*PROBLEM TO WORK ON:* Below are records. Copy every line with "screenshot" in it.

*DATA IN THIS EXERCISE:*
* start *
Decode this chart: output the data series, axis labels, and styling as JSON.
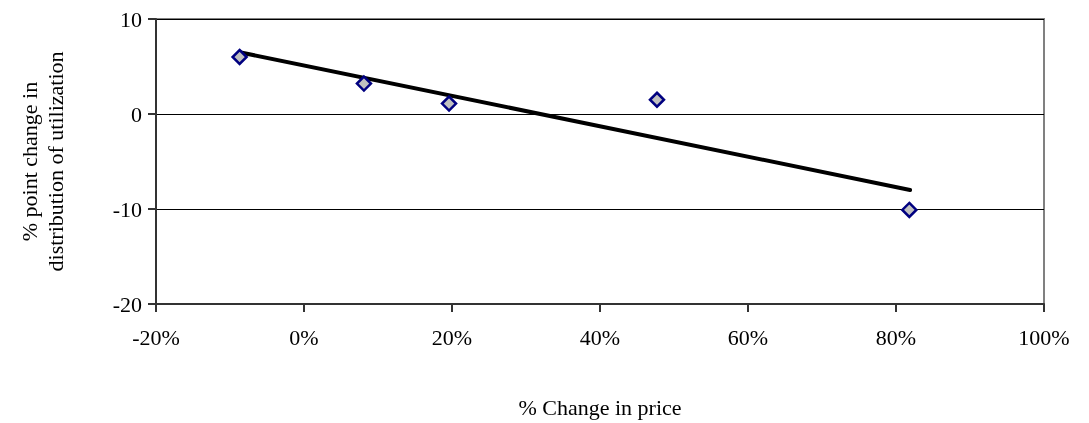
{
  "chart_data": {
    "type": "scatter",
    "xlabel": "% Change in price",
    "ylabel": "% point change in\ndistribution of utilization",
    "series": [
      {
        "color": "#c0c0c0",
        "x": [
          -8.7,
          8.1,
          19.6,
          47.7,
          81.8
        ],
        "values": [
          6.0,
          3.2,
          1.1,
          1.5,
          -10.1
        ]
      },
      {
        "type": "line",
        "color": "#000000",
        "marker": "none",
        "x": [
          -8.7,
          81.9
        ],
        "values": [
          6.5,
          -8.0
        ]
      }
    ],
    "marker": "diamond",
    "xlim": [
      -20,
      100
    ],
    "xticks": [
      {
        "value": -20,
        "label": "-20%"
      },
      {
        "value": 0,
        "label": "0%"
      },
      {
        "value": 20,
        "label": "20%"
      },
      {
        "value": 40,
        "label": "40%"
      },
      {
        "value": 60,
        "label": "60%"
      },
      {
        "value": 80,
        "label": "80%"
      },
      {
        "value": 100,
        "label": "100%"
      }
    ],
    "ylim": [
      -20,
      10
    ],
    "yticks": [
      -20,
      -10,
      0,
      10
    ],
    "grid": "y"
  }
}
* end *
* start *
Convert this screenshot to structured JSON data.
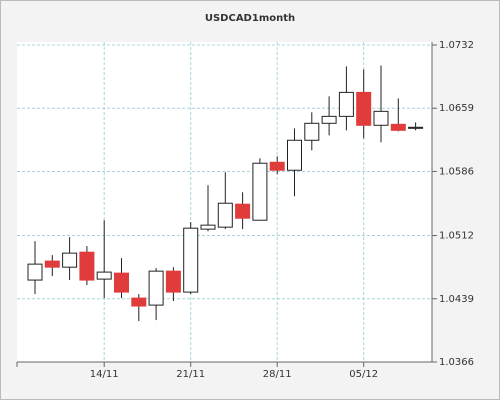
* end *
* start *
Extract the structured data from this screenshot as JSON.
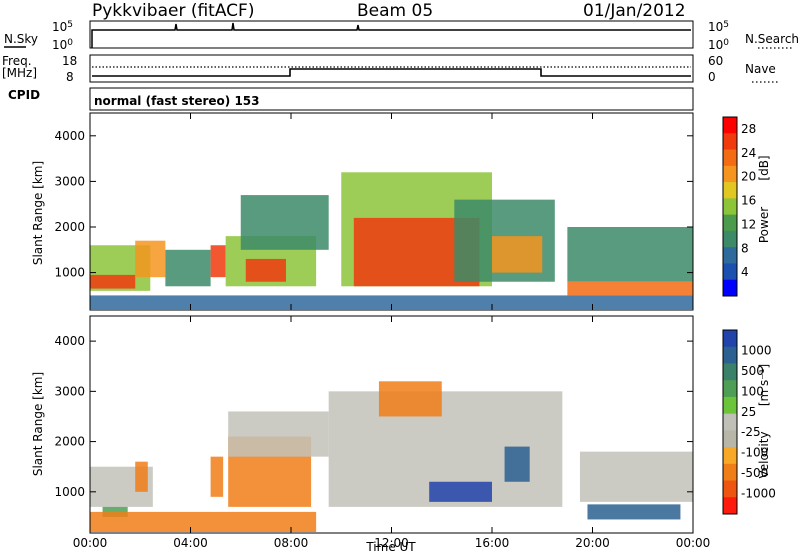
* end *
*SOLUTION TO THE PROBLEM:*
Convert this screenshot to structured JSON data.
Extract the structured data from this screenshot as JSON.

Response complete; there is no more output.